* **INSTRUCTIONS FOR THE TASK**
The answer is a single number: how many lines hold the string "JSON".

* **INPUT MATERIAL**
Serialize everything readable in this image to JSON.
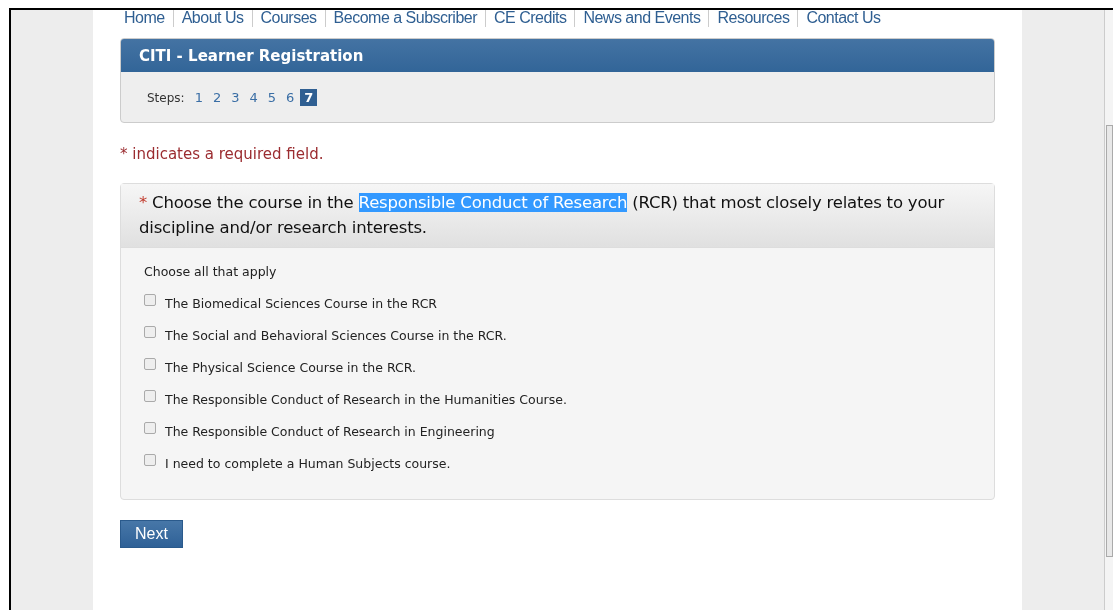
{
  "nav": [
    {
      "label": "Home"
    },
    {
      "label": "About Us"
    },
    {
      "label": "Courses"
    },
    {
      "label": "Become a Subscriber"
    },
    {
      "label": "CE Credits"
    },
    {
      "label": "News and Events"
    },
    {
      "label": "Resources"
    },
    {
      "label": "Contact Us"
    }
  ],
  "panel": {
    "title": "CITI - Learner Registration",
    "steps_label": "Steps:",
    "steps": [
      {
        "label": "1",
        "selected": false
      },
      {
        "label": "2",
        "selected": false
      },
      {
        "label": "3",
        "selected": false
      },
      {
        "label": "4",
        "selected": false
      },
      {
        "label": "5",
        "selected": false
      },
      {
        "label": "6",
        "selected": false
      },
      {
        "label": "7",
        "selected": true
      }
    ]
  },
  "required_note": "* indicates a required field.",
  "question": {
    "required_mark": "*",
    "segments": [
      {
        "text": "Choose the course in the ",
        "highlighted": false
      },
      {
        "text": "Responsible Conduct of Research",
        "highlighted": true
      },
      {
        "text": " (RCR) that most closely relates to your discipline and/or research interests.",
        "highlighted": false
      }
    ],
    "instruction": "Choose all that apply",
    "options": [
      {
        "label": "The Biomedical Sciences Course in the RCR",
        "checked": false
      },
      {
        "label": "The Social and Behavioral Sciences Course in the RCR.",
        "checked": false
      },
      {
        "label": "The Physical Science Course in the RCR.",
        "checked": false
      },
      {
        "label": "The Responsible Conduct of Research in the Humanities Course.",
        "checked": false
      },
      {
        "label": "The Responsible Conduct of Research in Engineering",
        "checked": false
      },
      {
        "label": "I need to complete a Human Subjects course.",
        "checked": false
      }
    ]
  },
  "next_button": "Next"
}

...

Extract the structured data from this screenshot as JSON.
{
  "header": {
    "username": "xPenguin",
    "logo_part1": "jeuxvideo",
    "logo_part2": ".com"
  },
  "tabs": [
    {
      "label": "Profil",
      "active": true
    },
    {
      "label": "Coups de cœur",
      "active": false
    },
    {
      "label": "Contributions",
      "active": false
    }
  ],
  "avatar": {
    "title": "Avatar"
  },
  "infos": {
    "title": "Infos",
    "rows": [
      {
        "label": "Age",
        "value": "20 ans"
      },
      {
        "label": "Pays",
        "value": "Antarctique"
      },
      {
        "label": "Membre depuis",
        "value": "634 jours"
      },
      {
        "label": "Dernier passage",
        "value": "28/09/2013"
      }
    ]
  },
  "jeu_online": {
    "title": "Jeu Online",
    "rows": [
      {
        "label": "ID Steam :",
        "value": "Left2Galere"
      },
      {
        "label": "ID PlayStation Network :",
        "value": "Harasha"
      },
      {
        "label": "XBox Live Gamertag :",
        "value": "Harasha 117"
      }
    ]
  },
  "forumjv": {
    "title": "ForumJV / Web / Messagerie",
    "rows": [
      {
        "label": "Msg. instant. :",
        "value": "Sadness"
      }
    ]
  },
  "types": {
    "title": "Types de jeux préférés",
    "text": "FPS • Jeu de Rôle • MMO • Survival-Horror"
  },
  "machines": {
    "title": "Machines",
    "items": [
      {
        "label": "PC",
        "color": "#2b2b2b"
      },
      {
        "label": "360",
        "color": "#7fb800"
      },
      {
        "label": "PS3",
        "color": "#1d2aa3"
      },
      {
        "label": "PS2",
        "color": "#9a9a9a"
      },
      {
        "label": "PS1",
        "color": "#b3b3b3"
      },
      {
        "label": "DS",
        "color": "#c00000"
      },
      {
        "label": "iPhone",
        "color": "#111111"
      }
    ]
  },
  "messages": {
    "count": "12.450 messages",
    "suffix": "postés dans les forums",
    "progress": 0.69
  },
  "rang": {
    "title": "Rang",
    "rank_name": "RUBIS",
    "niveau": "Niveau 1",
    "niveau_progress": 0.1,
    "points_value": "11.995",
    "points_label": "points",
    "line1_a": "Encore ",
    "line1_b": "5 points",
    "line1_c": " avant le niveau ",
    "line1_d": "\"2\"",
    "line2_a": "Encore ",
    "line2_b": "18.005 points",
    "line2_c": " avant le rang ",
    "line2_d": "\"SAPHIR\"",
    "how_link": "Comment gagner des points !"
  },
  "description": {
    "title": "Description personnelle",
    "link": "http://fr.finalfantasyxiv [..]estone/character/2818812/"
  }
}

* **WRITTEN RESPONSE**
2